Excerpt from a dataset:
══════
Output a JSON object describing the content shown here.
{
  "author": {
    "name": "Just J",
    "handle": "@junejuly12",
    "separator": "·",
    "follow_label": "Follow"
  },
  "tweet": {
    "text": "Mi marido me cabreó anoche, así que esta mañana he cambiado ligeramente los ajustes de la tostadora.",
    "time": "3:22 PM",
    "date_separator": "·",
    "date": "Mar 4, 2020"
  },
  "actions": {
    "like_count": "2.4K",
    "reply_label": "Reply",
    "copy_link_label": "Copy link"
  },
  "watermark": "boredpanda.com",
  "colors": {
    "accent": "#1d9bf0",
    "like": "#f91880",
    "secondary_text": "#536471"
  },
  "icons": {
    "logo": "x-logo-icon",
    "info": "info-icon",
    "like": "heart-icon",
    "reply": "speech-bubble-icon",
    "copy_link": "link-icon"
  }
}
══════
» **Exercise goal**
Please output the entire listing exactly as it stands.

» **Response for this exercise**
Output a JSON object describing the content shown here.
{
  "author": {
    "name": "Just J",
    "handle": "@junejuly12",
    "separator": "·",
    "follow_label": "Follow"
  },
  "tweet": {
    "text": "Mi marido me cabreó anoche, así que esta mañana he cambiado ligeramente los ajustes de la tostadora.",
    "time": "3:22 PM",
    "date_separator": "·",
    "date": "Mar 4, 2020"
  },
  "actions": {
    "like_count": "2.4K",
    "reply_label": "Reply",
    "copy_link_label": "Copy link"
  },
  "watermark": "boredpanda.com",
  "colors": {
    "accent": "#1d9bf0",
    "like": "#f91880",
    "secondary_text": "#536471"
  },
  "icons": {
    "logo": "x-logo-icon",
    "info": "info-icon",
    "like": "heart-icon",
    "reply": "speech-bubble-icon",
    "copy_link": "link-icon"
  }
}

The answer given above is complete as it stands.